Aim of the task =>
Identify the lines that contain the string "this" and copy all of them.

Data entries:
* * *
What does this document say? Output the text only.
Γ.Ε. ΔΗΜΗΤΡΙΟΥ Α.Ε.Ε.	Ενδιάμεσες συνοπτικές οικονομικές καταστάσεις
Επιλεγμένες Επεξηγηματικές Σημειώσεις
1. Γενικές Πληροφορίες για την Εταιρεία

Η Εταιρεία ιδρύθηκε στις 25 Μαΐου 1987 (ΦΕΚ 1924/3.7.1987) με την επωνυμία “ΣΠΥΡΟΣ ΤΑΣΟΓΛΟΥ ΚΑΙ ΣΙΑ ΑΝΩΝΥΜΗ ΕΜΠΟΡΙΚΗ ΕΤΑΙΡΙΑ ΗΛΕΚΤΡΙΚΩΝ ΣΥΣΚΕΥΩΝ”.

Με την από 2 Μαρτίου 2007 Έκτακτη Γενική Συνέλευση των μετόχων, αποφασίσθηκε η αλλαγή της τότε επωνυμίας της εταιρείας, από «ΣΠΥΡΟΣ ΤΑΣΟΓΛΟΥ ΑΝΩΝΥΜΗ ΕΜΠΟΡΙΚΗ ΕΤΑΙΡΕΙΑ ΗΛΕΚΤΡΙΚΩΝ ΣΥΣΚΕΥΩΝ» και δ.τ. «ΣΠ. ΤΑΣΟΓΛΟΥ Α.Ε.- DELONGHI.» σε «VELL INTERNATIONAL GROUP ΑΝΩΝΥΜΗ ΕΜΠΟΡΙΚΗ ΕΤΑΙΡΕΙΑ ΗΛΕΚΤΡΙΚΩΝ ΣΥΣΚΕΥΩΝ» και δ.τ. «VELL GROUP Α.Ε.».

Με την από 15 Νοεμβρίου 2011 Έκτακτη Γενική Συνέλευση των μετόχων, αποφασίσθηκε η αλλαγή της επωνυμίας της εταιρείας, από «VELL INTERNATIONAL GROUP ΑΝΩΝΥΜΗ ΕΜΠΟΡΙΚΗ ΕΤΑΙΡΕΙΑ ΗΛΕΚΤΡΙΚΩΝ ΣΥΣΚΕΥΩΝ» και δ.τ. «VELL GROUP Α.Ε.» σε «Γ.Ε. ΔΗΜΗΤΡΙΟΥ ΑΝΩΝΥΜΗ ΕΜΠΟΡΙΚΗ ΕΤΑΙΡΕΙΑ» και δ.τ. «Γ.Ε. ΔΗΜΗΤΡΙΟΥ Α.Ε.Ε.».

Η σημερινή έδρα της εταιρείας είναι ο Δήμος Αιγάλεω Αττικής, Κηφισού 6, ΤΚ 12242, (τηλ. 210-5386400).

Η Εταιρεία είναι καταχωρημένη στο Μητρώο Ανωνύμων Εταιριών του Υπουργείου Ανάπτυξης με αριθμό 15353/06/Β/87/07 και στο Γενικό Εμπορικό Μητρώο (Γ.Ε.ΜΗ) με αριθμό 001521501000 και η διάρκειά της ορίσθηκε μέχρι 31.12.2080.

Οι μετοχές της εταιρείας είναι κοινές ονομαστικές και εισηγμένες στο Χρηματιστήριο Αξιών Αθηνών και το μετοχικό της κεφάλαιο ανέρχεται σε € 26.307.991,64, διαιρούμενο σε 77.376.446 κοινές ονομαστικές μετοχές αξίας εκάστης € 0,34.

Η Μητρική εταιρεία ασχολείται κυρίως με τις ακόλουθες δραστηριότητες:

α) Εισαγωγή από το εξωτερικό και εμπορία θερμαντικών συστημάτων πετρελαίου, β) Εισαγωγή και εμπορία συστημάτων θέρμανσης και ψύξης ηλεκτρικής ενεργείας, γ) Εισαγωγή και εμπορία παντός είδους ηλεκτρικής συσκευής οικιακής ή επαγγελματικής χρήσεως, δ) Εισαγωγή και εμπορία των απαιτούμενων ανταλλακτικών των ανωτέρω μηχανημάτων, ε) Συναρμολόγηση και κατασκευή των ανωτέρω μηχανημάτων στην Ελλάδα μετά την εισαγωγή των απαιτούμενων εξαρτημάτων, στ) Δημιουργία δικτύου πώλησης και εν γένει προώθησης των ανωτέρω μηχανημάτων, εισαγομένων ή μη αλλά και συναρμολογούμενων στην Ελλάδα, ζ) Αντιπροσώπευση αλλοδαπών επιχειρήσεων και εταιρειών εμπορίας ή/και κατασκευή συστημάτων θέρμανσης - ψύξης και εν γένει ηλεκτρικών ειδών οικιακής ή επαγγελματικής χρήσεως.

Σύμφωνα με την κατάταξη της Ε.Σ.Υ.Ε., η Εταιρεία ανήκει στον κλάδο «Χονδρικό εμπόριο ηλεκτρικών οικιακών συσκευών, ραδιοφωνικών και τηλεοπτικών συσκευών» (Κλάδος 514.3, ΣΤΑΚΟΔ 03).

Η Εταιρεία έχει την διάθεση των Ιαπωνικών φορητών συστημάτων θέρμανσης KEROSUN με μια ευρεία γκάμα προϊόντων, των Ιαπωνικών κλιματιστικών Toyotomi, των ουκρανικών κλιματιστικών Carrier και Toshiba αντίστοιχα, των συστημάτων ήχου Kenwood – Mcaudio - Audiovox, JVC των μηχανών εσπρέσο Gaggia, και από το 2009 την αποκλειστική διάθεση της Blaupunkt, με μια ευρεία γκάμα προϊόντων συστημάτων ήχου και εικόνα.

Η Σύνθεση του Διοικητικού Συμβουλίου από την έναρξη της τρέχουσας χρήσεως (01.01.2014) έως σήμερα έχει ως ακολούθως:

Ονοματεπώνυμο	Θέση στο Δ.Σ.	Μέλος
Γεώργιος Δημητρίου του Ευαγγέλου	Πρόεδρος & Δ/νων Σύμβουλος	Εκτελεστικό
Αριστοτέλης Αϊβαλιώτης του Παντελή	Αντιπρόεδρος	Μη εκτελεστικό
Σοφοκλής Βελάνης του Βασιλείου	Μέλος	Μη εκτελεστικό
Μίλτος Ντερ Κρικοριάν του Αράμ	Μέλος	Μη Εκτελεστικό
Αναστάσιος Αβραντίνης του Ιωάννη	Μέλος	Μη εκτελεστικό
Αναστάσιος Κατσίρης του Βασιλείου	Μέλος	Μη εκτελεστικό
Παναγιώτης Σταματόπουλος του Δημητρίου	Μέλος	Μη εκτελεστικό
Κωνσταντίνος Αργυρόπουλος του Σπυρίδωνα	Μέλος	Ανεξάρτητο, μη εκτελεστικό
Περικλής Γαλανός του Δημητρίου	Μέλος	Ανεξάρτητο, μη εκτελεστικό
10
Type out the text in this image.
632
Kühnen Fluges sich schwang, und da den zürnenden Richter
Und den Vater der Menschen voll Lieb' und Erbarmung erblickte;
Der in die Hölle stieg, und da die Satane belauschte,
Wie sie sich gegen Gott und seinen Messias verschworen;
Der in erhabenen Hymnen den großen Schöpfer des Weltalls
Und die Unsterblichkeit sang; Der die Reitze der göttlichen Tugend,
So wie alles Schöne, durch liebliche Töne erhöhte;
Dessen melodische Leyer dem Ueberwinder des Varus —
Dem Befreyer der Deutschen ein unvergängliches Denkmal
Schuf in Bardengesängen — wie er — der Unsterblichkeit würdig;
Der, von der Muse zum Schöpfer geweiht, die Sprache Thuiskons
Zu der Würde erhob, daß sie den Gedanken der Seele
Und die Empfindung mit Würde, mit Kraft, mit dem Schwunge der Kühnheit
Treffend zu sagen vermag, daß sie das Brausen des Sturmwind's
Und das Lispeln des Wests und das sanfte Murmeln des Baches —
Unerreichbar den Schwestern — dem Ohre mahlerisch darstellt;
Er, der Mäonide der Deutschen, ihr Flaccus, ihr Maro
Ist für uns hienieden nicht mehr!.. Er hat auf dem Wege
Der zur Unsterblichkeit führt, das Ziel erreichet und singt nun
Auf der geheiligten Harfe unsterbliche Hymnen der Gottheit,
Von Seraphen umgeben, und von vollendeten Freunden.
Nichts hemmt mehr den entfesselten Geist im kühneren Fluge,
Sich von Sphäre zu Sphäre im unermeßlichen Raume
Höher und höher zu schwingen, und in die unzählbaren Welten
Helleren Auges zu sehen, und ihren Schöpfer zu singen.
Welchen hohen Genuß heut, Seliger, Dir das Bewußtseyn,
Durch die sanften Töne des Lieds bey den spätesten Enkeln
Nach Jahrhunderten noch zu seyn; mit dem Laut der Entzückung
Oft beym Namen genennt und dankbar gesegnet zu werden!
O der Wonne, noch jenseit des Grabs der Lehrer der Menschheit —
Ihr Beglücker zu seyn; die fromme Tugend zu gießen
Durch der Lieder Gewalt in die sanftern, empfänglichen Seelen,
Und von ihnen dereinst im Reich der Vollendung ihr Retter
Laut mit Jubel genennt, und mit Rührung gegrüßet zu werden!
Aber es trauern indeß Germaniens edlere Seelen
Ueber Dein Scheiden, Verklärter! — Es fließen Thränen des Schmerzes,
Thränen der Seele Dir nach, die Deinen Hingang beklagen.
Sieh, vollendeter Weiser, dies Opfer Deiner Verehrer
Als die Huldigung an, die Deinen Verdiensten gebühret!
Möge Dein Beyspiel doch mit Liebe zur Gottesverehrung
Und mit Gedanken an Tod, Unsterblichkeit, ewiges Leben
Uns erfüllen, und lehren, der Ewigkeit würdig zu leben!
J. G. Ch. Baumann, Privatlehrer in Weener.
* * *
Solution =>
What does this document say? Output the text only.
Type out the text in this image.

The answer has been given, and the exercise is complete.